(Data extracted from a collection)
_ _ _ _ _
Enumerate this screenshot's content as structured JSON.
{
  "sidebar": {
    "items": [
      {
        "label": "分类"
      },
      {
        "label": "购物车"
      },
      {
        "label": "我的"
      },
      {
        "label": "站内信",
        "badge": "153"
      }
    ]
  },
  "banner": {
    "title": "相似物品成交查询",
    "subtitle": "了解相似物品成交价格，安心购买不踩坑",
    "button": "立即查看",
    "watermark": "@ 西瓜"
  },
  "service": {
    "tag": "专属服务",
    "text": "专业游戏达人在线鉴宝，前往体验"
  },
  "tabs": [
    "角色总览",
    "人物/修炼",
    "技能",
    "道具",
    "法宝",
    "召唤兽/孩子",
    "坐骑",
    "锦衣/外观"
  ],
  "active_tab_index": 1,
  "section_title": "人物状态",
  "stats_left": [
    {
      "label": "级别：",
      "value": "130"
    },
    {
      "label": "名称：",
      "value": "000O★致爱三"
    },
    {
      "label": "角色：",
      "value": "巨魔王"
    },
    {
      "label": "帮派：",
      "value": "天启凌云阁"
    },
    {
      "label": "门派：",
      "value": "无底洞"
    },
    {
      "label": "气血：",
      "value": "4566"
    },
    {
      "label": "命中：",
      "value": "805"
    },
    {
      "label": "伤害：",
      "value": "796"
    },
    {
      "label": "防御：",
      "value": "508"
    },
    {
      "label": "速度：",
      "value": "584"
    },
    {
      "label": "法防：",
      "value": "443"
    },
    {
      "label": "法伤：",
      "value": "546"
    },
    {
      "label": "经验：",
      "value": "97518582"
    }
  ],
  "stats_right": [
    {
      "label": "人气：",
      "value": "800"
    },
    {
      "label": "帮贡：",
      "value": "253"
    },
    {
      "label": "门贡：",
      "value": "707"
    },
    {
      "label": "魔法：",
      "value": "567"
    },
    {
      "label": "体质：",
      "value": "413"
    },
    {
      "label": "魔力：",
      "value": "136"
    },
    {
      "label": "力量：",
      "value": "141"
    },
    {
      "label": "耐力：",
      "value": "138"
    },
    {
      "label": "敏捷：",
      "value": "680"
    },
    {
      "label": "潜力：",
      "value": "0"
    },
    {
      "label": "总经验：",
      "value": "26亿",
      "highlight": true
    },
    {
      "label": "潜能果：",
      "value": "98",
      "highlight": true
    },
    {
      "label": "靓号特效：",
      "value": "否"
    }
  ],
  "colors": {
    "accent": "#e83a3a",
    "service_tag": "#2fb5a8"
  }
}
_ _ _ _ _
What the exercise asks: Transcribe every entry verbatim.

Result of the exercise:
Enumerate this screenshot's content as structured JSON.
{
  "sidebar": {
    "items": [
      {
        "label": "分类"
      },
      {
        "label": "购物车"
      },
      {
        "label": "我的"
      },
      {
        "label": "站内信",
        "badge": "153"
      }
    ]
  },
  "banner": {
    "title": "相似物品成交查询",
    "subtitle": "了解相似物品成交价格，安心购买不踩坑",
    "button": "立即查看",
    "watermark": "@ 西瓜"
  },
  "service": {
    "tag": "专属服务",
    "text": "专业游戏达人在线鉴宝，前往体验"
  },
  "tabs": [
    "角色总览",
    "人物/修炼",
    "技能",
    "道具",
    "法宝",
    "召唤兽/孩子",
    "坐骑",
    "锦衣/外观"
  ],
  "active_tab_index": 1,
  "section_title": "人物状态",
  "stats_left": [
    {
      "label": "级别：",
      "value": "130"
    },
    {
      "label": "名称：",
      "value": "000O★致爱三"
    },
    {
      "label": "角色：",
      "value": "巨魔王"
    },
    {
      "label": "帮派：",
      "value": "天启凌云阁"
    },
    {
      "label": "门派：",
      "value": "无底洞"
    },
    {
      "label": "气血：",
      "value": "4566"
    },
    {
      "label": "命中：",
      "value": "805"
    },
    {
      "label": "伤害：",
      "value": "796"
    },
    {
      "label": "防御：",
      "value": "508"
    },
    {
      "label": "速度：",
      "value": "584"
    },
    {
      "label": "法防：",
      "value": "443"
    },
    {
      "label": "法伤：",
      "value": "546"
    },
    {
      "label": "经验：",
      "value": "97518582"
    }
  ],
  "stats_right": [
    {
      "label": "人气：",
      "value": "800"
    },
    {
      "label": "帮贡：",
      "value": "253"
    },
    {
      "label": "门贡：",
      "value": "707"
    },
    {
      "label": "魔法：",
      "value": "567"
    },
    {
      "label": "体质：",
      "value": "413"
    },
    {
      "label": "魔力：",
      "value": "136"
    },
    {
      "label": "力量：",
      "value": "141"
    },
    {
      "label": "耐力：",
      "value": "138"
    },
    {
      "label": "敏捷：",
      "value": "680"
    },
    {
      "label": "潜力：",
      "value": "0"
    },
    {
      "label": "总经验：",
      "value": "26亿",
      "highlight": true
    },
    {
      "label": "潜能果：",
      "value": "98",
      "highlight": true
    },
    {
      "label": "靓号特效：",
      "value": "否"
    }
  ],
  "colors": {
    "accent": "#e83a3a",
    "service_tag": "#2fb5a8"
  }
}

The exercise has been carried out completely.